Aim - Retype each entry below, keeping every character the same.
--- Start Supplied data ---
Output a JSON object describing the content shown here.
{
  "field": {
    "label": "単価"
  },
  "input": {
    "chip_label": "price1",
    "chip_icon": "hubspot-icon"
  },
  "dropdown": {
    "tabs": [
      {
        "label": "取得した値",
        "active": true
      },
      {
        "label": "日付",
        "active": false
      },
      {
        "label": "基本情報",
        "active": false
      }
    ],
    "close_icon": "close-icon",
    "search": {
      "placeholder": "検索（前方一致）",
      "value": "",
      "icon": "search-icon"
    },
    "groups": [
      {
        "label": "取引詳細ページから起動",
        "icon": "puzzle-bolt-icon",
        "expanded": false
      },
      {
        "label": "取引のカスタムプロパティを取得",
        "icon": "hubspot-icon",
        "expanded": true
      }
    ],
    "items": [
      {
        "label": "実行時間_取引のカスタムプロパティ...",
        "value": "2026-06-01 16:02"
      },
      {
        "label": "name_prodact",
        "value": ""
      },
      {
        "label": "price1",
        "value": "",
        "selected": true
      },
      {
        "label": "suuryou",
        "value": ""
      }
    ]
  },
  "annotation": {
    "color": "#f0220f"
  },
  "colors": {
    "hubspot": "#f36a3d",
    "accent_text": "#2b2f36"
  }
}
--- End Supplied data ---
Completed task -
Output a JSON object describing the content shown here.
{
  "field": {
    "label": "単価"
  },
  "input": {
    "chip_label": "price1",
    "chip_icon": "hubspot-icon"
  },
  "dropdown": {
    "tabs": [
      {
        "label": "取得した値",
        "active": true
      },
      {
        "label": "日付",
        "active": false
      },
      {
        "label": "基本情報",
        "active": false
      }
    ],
    "close_icon": "close-icon",
    "search": {
      "placeholder": "検索（前方一致）",
      "value": "",
      "icon": "search-icon"
    },
    "groups": [
      {
        "label": "取引詳細ページから起動",
        "icon": "puzzle-bolt-icon",
        "expanded": false
      },
      {
        "label": "取引のカスタムプロパティを取得",
        "icon": "hubspot-icon",
        "expanded": true
      }
    ],
    "items": [
      {
        "label": "実行時間_取引のカスタムプロパティ...",
        "value": "2026-06-01 16:02"
      },
      {
        "label": "name_prodact",
        "value": ""
      },
      {
        "label": "price1",
        "value": "",
        "selected": true
      },
      {
        "label": "suuryou",
        "value": ""
      }
    ]
  },
  "annotation": {
    "color": "#f0220f"
  },
  "colors": {
    "hubspot": "#f36a3d",
    "accent_text": "#2b2f36"
  }
}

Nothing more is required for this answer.